◆ **SUPPLIED TEXT**
· · · · · · ·

# Julia set

Julia set from (-.1, -.5) to (1, .1). Image credit: Andrew Cantino.

A Julia set is any of any infinite number of fractal sets
of points on the complex plane (see Argand
diagram) defined by a simple rule. Given two complex
numbers *z* and *c*, and the recursion *z*_{n+1} = *z*_{n}^{2} + *c*, the Julia set for
any given value of *c*, consists of all values of *z* for which *z*, when iterated in the equation above, does not "blow up" or tend
to infinity. Julia sets are closely related to the Mandelbrot
set, which is the set of all values of *c* for which *z* =
0 + 0*i* doesn't tend to infinity through application of the recursion.
The Mandelbrot set is, in a way, an index of all Julia sets, For any point
on the complex plane (which represents a value of *c*) a corresponding
Julia set can be drawn. We can imagine a movie of a point moving about the
complex plane with its corresponding Julia set. When the point lies inside
the Mandelbrot set the corresponding Julia set is topologically unified
or connected. As the point crosses the boundary of the Mandelbrot set, the
Julia set explodes into a cloud of disconnected points called **Fatou
dust**. If *c* is on the boundary of the Mandelbrot set, but
not a waist point, the Julia set of *c* looks like the Mandelbrot set
in sufficiently small neighborhoods of *c*.

· · · · · · ·

◆ **RECORDS SUPPLIED**
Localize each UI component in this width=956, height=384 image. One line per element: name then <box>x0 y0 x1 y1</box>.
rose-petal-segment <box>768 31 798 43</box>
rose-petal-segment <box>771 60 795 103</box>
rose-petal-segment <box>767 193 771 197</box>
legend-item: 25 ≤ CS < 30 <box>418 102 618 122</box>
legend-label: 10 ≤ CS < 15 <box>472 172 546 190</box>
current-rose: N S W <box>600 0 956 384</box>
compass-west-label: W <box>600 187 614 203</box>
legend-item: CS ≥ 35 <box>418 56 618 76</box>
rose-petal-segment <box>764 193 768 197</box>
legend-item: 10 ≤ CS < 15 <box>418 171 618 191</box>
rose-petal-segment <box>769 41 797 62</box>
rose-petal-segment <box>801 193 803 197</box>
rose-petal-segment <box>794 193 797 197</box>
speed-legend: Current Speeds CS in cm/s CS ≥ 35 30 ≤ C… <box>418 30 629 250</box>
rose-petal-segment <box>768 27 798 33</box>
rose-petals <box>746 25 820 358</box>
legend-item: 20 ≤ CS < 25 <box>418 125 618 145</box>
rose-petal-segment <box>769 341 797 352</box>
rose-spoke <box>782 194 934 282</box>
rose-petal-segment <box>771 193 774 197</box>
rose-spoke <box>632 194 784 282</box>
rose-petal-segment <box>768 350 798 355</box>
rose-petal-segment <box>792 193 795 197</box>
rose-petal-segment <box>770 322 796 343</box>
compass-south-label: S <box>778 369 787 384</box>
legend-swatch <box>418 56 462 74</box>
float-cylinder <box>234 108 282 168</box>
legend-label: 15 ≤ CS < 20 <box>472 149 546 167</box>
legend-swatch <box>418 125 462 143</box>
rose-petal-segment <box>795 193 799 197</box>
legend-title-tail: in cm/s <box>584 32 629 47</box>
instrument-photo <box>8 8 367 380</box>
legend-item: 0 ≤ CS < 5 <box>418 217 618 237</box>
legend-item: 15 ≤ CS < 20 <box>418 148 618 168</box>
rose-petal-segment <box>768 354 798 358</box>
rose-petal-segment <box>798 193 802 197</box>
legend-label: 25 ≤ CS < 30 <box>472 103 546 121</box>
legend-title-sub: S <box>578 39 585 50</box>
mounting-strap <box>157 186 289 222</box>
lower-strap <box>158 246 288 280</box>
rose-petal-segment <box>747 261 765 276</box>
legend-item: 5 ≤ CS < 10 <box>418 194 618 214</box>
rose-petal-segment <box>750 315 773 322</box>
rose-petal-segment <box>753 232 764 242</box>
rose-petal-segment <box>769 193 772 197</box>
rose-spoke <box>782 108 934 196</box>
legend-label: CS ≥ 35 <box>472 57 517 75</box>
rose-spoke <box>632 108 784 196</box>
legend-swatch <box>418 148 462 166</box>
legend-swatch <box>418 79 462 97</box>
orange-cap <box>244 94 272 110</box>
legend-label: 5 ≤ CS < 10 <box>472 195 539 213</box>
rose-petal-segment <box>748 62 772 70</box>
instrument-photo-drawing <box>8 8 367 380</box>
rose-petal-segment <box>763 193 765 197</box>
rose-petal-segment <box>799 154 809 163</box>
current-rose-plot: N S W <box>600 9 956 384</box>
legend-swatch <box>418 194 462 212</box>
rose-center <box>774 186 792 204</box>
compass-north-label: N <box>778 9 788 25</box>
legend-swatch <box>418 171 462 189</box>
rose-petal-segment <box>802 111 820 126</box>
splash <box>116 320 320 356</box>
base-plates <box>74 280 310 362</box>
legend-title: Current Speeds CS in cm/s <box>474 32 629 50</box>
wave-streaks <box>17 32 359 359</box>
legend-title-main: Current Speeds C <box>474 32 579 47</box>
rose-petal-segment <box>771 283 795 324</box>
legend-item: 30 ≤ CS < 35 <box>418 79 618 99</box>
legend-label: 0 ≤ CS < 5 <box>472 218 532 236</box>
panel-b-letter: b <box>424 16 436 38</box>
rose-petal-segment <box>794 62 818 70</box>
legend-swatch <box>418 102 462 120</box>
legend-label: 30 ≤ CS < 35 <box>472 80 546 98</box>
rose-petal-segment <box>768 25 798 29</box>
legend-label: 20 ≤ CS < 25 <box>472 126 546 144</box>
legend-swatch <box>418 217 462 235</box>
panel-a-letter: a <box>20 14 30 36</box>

· · · · · · ·

◆ **INSTRUCTIONS**
1. In the Julia set text, what name is given to the cloud of disconnected points that the Julia set becomes when the point crosses the boundary of the Mandelbrot set?
2. Extend the Julia set text with a few more sentences, picking up right after its final sentence.

◆ **OUTPUTS IN ORDER**
1. Fatou dust.

2.
Julia sets are named after the French mathematician Gaston Julia (1893–1978),
whose most famous work, *Memoire sur l'iteration des fonctions rationnelles*,
which provides the theory for Julia sets before computers were available
to computer or represent them, was written in a hospital in 1918 at the
age of twenty-five. As a soldier in World War I Julia had been severely
wounded and lost his nose. He wrote his greatest treatise between the painful
operations necessitated by his wounds.